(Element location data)
*****

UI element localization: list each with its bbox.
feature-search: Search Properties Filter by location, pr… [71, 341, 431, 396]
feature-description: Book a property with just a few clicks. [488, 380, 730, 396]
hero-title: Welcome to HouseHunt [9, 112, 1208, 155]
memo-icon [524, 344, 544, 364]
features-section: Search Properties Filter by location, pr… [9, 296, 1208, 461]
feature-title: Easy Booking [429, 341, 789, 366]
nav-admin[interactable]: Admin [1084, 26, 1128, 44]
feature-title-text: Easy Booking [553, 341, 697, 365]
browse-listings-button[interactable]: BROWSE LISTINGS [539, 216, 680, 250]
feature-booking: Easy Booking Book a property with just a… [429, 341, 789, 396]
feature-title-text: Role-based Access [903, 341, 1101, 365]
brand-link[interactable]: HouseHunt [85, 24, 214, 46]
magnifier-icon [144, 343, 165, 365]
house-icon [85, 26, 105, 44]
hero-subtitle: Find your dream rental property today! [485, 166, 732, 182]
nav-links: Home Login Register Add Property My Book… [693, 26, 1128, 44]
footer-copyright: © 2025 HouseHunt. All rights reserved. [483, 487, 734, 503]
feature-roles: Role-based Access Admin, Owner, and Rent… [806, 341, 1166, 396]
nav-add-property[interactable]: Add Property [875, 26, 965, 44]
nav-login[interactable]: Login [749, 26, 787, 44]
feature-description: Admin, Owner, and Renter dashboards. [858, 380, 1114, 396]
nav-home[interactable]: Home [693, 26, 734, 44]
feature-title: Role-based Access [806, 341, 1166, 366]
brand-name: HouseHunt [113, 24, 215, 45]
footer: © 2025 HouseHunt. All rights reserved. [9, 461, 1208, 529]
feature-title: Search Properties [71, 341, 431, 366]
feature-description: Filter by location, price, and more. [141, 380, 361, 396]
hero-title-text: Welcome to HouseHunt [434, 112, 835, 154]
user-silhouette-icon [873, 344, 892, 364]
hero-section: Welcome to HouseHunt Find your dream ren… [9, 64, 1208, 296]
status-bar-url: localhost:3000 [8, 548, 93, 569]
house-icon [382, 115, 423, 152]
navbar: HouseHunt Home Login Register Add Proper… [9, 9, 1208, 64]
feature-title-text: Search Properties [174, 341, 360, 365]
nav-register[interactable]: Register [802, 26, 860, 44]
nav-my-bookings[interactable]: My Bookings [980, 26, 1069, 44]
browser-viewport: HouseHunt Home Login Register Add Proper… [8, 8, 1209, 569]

*****

▶ [Task description]: Return every line of the data above without any changes.

▶ [Finished answer]:
UI element localization: list each with its bbox.
feature-search: Search Properties Filter by location, pr… [71, 341, 431, 396]
feature-description: Book a property with just a few clicks. [488, 380, 730, 396]
hero-title: Welcome to HouseHunt [9, 112, 1208, 155]
memo-icon [524, 344, 544, 364]
features-section: Search Properties Filter by location, pr… [9, 296, 1208, 461]
feature-title: Easy Booking [429, 341, 789, 366]
nav-admin[interactable]: Admin [1084, 26, 1128, 44]
feature-title-text: Easy Booking [553, 341, 697, 365]
browse-listings-button[interactable]: BROWSE LISTINGS [539, 216, 680, 250]
feature-booking: Easy Booking Book a property with just a… [429, 341, 789, 396]
feature-title-text: Role-based Access [903, 341, 1101, 365]
brand-link[interactable]: HouseHunt [85, 24, 214, 46]
magnifier-icon [144, 343, 165, 365]
house-icon [85, 26, 105, 44]
hero-subtitle: Find your dream rental property today! [485, 166, 732, 182]
nav-links: Home Login Register Add Property My Book… [693, 26, 1128, 44]
footer-copyright: © 2025 HouseHunt. All rights reserved. [483, 487, 734, 503]
feature-roles: Role-based Access Admin, Owner, and Rent… [806, 341, 1166, 396]
nav-add-property[interactable]: Add Property [875, 26, 965, 44]
nav-login[interactable]: Login [749, 26, 787, 44]
feature-description: Admin, Owner, and Renter dashboards. [858, 380, 1114, 396]
nav-home[interactable]: Home [693, 26, 734, 44]
feature-title: Role-based Access [806, 341, 1166, 366]
brand-name: HouseHunt [113, 24, 215, 45]
footer: © 2025 HouseHunt. All rights reserved. [9, 461, 1208, 529]
feature-title: Search Properties [71, 341, 431, 366]
feature-description: Filter by location, price, and more. [141, 380, 361, 396]
hero-title-text: Welcome to HouseHunt [434, 112, 835, 154]
user-silhouette-icon [873, 344, 892, 364]
hero-section: Welcome to HouseHunt Find your dream ren… [9, 64, 1208, 296]
status-bar-url: localhost:3000 [8, 548, 93, 569]
house-icon [382, 115, 423, 152]
navbar: HouseHunt Home Login Register Add Proper… [9, 9, 1208, 64]
feature-title-text: Search Properties [174, 341, 360, 365]
nav-register[interactable]: Register [802, 26, 860, 44]
nav-my-bookings[interactable]: My Bookings [980, 26, 1069, 44]
browser-viewport: HouseHunt Home Login Register Add Proper… [8, 8, 1209, 569]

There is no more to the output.